* Task instructions: Reproduce verbatim everything from the first of the rows down to the line containing "body-line: 向市民宣传普及创文、健康、法律、环保、消防、检验检疫、 [250,1812,1417,1862]", including both of those lines.

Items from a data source
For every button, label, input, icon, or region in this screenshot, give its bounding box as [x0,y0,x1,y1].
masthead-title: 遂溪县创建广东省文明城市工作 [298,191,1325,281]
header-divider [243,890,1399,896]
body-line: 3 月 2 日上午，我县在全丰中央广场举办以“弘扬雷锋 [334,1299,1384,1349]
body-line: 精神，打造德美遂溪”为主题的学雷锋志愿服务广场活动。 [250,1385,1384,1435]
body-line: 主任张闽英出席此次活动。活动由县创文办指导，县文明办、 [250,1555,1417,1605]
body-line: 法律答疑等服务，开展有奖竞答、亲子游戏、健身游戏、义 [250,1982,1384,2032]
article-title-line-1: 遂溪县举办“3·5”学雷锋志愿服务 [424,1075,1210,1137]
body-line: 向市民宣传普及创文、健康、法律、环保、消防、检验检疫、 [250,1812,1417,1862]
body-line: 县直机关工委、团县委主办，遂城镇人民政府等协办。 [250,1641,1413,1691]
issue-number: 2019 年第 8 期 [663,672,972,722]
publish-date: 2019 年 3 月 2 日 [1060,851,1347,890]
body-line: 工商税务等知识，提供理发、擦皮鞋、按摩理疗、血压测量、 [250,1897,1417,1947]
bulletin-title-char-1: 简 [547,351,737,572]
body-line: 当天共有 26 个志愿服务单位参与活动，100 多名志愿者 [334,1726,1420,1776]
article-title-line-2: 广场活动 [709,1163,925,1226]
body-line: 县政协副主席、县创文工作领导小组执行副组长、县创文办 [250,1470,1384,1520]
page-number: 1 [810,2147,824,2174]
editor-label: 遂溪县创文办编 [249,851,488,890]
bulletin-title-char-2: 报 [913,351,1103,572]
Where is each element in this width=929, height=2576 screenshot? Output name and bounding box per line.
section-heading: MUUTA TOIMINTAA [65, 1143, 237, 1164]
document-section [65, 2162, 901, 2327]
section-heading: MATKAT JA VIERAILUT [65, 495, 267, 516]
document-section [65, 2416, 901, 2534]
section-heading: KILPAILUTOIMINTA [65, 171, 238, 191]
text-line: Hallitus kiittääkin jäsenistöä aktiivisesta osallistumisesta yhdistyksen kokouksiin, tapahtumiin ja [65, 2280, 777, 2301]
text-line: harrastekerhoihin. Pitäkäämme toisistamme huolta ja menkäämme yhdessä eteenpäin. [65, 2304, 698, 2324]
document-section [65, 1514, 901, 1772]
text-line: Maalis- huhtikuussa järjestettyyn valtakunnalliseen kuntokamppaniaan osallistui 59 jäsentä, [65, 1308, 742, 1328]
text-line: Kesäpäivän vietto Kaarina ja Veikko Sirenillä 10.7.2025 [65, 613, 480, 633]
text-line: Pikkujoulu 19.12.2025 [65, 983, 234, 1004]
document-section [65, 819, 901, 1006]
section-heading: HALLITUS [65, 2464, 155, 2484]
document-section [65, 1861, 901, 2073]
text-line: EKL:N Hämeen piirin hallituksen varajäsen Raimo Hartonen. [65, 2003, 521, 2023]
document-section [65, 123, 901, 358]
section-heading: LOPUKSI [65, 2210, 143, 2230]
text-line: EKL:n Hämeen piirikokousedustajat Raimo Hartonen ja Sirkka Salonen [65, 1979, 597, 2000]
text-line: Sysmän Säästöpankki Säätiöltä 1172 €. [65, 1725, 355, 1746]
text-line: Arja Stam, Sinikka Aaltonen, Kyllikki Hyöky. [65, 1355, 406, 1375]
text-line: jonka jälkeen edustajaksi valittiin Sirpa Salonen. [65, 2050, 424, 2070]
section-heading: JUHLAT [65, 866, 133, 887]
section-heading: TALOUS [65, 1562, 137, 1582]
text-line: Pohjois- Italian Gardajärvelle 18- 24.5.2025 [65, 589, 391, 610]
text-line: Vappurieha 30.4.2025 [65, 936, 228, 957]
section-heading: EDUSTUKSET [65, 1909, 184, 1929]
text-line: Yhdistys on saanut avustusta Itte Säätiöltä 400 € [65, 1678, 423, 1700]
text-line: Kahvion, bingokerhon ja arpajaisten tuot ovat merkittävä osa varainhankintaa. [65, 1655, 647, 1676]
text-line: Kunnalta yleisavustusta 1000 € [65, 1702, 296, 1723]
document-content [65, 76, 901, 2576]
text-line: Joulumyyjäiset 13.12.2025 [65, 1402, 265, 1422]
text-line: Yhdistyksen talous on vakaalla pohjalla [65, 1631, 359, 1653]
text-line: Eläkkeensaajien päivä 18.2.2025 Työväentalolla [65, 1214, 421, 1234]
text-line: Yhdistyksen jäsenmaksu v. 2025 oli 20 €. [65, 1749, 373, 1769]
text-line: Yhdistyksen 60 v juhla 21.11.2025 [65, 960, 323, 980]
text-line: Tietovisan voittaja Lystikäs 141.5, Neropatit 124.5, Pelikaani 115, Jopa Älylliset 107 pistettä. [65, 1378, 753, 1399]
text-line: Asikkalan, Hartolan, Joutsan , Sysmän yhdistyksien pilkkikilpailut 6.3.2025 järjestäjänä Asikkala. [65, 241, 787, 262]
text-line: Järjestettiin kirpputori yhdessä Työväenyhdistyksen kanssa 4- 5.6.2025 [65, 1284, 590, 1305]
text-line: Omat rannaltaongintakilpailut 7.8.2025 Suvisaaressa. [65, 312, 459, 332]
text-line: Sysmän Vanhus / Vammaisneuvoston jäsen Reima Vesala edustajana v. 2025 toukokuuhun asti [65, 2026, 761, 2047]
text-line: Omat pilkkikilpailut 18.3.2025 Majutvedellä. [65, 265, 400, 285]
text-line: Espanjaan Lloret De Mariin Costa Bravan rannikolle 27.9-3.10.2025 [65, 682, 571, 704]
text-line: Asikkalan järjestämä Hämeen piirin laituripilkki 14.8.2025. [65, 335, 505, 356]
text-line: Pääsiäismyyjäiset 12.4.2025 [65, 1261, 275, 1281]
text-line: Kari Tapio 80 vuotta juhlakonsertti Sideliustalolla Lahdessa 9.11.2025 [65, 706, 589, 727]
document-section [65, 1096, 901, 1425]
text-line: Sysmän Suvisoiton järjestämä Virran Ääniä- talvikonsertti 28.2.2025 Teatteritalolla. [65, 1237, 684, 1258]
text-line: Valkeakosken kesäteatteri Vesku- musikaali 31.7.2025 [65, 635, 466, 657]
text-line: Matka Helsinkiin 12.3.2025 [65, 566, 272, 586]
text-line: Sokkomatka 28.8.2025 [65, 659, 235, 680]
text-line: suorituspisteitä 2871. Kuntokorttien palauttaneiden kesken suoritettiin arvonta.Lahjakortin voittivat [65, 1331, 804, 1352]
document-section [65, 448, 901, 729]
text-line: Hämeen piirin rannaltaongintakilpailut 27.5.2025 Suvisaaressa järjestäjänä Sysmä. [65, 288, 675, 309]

* Output:
For every button, label, input, icon, or region in this screenshot, give its bounding box as [x0,y0,x1,y1].
masthead-title: 遂溪县创建广东省文明城市工作 [298,191,1325,281]
header-divider [243,890,1399,896]
body-line: 3 月 2 日上午，我县在全丰中央广场举办以“弘扬雷锋 [334,1299,1384,1349]
body-line: 精神，打造德美遂溪”为主题的学雷锋志愿服务广场活动。 [250,1385,1384,1435]
body-line: 主任张闽英出席此次活动。活动由县创文办指导，县文明办、 [250,1555,1417,1605]
body-line: 法律答疑等服务，开展有奖竞答、亲子游戏、健身游戏、义 [250,1982,1384,2032]
article-title-line-1: 遂溪县举办“3·5”学雷锋志愿服务 [424,1075,1210,1137]
body-line: 向市民宣传普及创文、健康、法律、环保、消防、检验检疫、 [250,1812,1417,1862]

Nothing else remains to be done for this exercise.